### GOAL OF THE EXERCISE
Wherever the word "предусматривающего" appears in the entries, copy the whole line.

### DATA TO USE
/---

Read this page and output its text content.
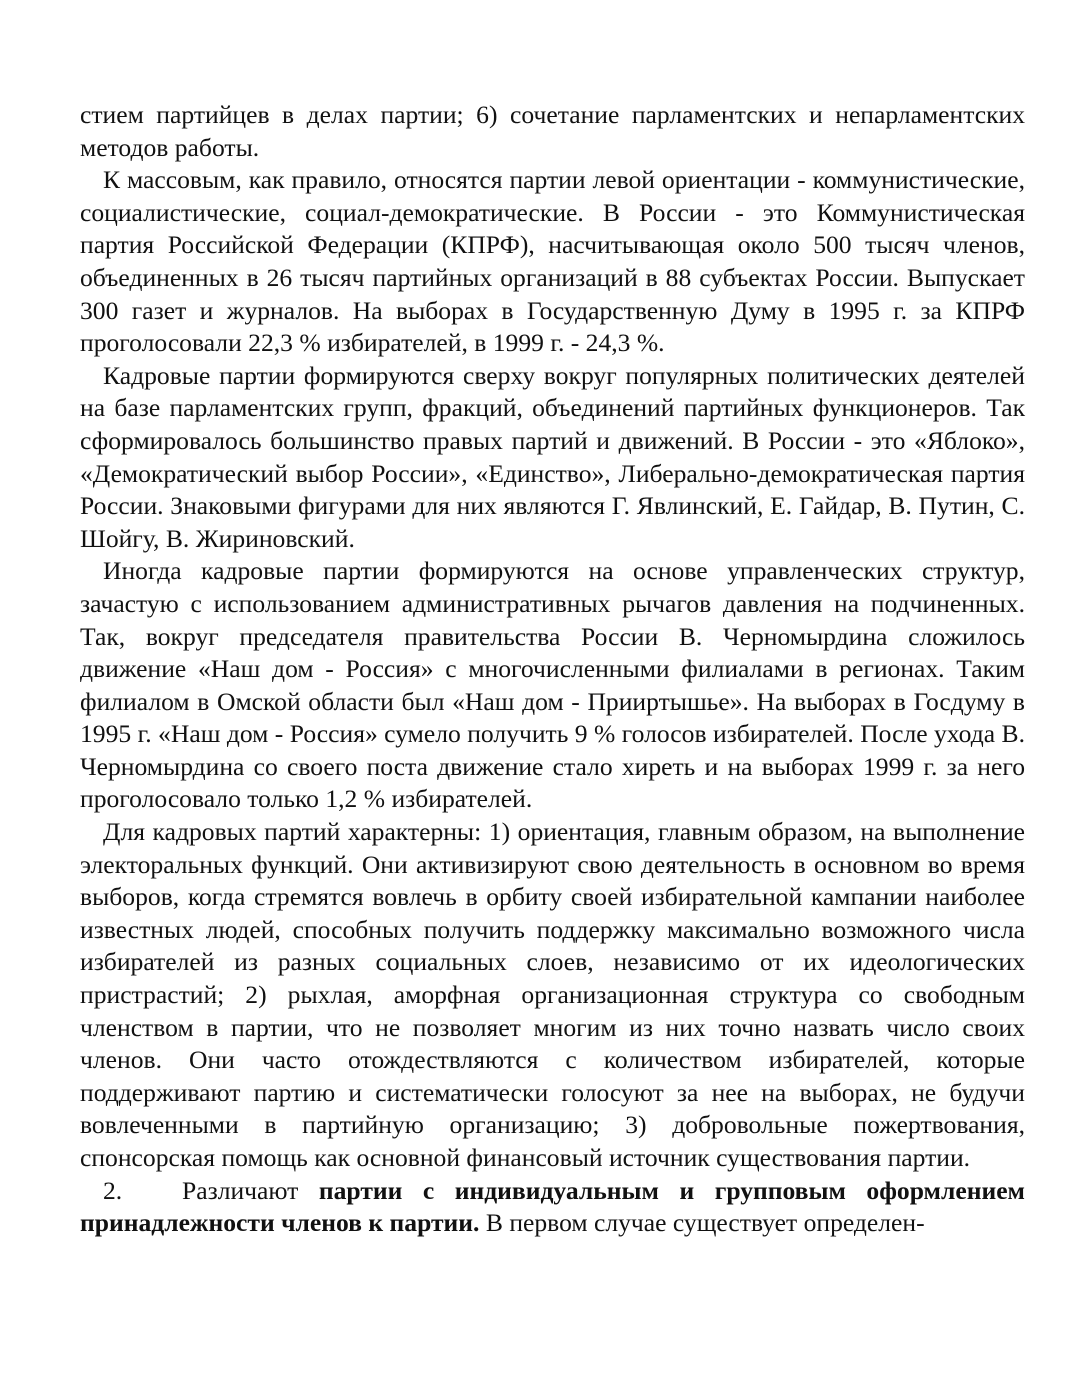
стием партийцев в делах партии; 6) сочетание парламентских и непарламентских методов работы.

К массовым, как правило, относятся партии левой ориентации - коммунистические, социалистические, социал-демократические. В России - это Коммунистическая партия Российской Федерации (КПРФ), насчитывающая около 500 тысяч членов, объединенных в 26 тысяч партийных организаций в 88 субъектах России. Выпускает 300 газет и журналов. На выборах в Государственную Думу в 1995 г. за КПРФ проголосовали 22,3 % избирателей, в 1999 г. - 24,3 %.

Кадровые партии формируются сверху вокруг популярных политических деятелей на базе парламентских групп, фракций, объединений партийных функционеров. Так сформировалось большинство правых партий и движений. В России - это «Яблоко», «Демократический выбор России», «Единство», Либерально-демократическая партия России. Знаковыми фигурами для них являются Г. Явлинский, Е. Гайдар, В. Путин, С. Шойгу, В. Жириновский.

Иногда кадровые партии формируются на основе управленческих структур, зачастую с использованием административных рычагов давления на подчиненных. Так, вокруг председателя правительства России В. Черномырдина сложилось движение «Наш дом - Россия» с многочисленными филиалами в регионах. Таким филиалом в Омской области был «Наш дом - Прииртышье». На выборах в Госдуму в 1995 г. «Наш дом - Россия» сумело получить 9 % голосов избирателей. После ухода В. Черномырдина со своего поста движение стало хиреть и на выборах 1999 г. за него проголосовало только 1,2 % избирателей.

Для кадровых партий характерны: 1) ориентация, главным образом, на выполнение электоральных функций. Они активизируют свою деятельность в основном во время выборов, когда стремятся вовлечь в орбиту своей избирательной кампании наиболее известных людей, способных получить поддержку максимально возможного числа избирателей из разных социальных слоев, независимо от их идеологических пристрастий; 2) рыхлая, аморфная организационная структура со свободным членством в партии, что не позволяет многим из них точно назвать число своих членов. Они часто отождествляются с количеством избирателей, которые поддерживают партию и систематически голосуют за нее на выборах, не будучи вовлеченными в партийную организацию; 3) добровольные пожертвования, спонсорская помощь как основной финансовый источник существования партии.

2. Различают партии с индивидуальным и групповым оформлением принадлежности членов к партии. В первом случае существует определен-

\---
/---

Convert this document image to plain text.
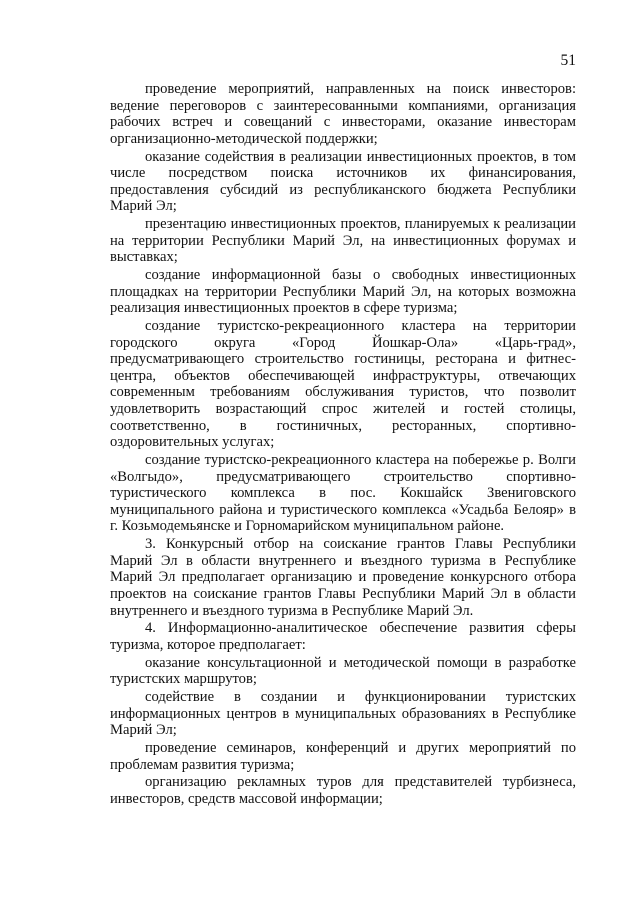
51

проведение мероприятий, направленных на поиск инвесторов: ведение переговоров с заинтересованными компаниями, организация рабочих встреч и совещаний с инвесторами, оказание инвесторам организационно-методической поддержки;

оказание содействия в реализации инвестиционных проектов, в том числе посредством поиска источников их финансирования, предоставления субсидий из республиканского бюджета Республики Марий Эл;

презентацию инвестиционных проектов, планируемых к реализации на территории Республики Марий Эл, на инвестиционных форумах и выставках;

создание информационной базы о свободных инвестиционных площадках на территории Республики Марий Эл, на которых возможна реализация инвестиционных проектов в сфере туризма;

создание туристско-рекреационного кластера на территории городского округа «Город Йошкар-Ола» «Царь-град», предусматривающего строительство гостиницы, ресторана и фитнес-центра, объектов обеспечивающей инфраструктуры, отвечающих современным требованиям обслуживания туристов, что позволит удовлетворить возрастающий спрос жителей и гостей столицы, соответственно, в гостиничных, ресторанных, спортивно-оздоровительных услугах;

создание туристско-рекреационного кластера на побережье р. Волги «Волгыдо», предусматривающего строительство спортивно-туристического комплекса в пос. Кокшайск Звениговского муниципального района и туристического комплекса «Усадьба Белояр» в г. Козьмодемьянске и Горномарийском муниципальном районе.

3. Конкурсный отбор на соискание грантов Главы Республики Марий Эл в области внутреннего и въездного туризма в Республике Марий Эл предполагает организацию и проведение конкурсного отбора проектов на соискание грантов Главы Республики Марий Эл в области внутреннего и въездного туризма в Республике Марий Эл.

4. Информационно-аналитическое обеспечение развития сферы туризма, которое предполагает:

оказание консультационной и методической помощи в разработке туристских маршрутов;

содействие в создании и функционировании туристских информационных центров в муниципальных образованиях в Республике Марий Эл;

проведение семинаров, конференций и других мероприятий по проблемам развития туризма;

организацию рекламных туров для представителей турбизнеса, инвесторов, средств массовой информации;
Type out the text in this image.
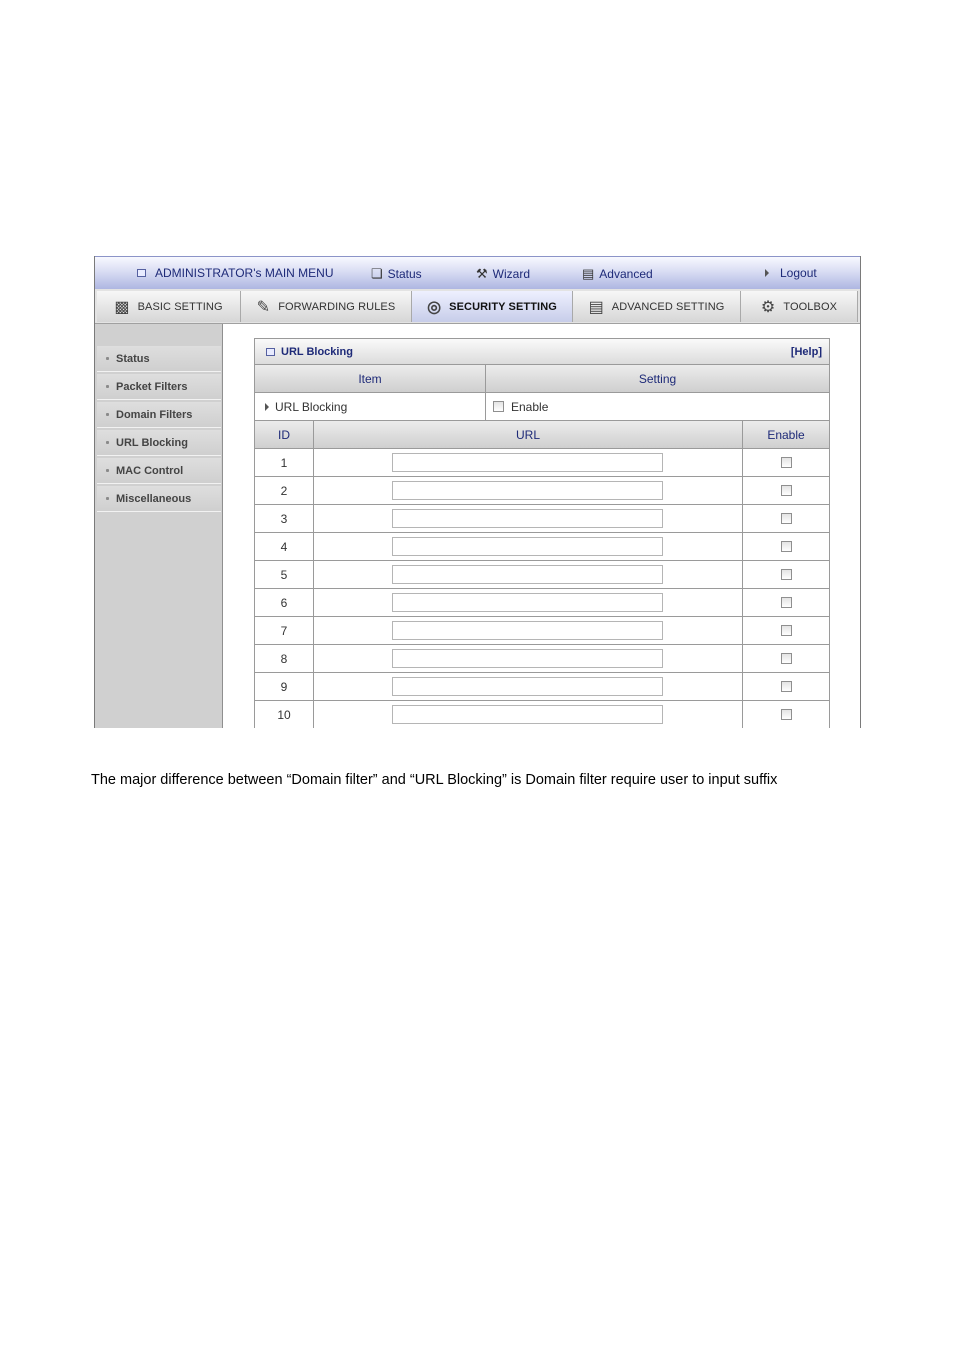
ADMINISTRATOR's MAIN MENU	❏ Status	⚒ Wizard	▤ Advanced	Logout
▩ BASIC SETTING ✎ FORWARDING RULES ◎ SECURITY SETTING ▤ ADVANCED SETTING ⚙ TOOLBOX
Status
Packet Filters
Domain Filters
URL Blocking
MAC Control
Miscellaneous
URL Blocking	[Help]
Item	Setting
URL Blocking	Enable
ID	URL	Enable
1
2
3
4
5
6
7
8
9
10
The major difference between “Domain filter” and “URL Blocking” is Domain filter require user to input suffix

\---

### SOLUTION TO THIS PROBLEM
создание туристско-рекреационного кластера на территории городского округа «Город Йошкар-Ола» «Царь-град», предусматривающего строительство гостиницы, ресторана и фитнес-центра, объектов обеспечивающей инфраструктуры, отвечающих современным требованиям обслуживания туристов, что позволит удовлетворить возрастающий спрос жителей и гостей столицы, соответственно, в гостиничных, ресторанных, спортивно-оздоровительных услугах;
создание туристско-рекреационного кластера на побережье р. Волги «Волгыдо», предусматривающего строительство спортивно-туристического комплекса в пос. Кокшайск Звениговского муниципального района и туристического комплекса «Усадьба Белояр» в г. Козьмодемьянске и Горномарийском муниципальном районе.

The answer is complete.